## Short problem
Could you render the entries, from the first line through the line that contains "73, 90, 90]", as a Markdown table with the columns Number and Text, giving each line its row number and leaving out any blank lines?

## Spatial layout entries
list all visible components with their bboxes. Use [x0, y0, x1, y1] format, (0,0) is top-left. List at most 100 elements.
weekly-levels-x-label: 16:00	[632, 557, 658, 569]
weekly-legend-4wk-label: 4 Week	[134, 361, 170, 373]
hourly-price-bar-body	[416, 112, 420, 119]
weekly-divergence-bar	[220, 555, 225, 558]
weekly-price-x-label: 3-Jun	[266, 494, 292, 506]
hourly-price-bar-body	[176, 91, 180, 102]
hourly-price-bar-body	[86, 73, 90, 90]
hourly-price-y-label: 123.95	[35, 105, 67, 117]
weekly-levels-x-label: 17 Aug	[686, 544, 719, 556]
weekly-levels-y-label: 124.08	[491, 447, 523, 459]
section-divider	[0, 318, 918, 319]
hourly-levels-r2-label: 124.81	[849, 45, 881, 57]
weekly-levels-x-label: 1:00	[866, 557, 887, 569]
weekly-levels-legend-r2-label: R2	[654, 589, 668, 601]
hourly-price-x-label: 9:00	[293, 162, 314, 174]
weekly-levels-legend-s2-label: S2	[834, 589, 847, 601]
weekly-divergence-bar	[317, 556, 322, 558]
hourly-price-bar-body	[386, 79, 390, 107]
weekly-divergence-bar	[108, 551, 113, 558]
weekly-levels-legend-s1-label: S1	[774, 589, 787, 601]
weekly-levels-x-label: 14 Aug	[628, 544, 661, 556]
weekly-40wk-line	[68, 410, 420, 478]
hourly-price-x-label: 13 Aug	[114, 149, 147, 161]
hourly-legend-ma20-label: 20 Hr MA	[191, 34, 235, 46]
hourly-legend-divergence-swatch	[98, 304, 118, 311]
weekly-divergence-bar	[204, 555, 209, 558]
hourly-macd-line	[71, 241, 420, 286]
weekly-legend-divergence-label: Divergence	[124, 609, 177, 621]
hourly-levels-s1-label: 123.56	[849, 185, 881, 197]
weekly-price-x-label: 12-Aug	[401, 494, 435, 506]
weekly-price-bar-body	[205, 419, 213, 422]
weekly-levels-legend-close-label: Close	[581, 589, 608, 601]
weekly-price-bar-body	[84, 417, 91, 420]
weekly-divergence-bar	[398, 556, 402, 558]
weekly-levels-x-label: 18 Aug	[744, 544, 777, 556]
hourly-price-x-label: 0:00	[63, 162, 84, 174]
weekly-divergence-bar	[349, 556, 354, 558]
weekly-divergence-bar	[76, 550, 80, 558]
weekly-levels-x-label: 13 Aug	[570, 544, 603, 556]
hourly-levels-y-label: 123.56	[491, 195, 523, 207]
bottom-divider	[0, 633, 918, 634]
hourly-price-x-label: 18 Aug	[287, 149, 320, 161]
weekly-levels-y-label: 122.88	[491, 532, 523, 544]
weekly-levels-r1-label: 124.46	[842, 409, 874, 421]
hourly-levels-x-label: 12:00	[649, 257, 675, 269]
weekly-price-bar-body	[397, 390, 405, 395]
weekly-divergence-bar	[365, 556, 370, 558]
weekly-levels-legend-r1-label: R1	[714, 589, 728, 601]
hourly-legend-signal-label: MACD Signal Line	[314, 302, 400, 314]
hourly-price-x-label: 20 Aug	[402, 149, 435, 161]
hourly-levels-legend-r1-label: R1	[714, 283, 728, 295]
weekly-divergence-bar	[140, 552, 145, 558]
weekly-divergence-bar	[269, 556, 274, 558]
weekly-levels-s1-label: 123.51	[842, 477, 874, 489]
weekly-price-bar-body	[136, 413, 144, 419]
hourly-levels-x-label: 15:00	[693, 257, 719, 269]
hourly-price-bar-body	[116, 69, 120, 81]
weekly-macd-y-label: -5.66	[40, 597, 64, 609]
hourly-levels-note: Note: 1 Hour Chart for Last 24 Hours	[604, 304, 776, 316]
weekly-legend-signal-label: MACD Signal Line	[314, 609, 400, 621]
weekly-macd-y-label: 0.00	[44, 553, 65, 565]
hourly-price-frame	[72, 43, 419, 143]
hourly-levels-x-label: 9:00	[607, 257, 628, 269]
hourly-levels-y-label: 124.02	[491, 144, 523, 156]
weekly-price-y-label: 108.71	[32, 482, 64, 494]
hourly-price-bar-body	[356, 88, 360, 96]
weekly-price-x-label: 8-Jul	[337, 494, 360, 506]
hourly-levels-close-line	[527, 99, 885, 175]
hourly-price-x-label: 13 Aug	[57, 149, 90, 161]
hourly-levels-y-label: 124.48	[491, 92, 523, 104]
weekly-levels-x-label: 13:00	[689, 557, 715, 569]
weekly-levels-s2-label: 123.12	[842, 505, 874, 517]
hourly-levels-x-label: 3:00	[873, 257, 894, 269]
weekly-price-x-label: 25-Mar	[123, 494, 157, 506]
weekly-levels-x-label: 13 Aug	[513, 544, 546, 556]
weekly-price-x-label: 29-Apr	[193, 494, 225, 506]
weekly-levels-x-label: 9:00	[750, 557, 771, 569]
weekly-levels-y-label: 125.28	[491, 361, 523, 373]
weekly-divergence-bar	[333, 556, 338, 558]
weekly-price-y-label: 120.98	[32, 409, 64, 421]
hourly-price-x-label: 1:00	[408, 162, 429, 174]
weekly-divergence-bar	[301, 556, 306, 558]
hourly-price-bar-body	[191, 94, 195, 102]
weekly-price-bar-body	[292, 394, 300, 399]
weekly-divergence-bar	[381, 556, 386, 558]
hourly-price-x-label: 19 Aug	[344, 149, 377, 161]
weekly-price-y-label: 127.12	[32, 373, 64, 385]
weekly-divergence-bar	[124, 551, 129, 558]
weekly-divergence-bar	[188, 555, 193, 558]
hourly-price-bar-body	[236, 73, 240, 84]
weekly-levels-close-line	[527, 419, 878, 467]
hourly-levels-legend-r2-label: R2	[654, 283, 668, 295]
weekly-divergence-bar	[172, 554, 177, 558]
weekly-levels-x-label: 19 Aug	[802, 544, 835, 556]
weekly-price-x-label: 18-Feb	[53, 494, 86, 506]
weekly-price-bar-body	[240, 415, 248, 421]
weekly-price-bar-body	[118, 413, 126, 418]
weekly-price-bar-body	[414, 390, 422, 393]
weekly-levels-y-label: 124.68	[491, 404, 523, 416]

## Exercise result
| Number | Text |
|---|---|
| 1 | list all visible components with their bboxes. Use [x0, y0, x1, y1] format, (0,0) is top-left. List at most 100 elements. |
| 2 | weekly-levels-x-label: 16:00	[632, 557, 658, 569] |
| 3 | weekly-legend-4wk-label: 4 Week	[134, 361, 170, 373] |
| 4 | hourly-price-bar-body	[416, 112, 420, 119] |
| 5 | weekly-divergence-bar	[220, 555, 225, 558] |
| 6 | weekly-price-x-label: 3-Jun	[266, 494, 292, 506] |
| 7 | hourly-price-bar-body	[176, 91, 180, 102] |
| 8 | hourly-price-bar-body	[86, 73, 90, 90] |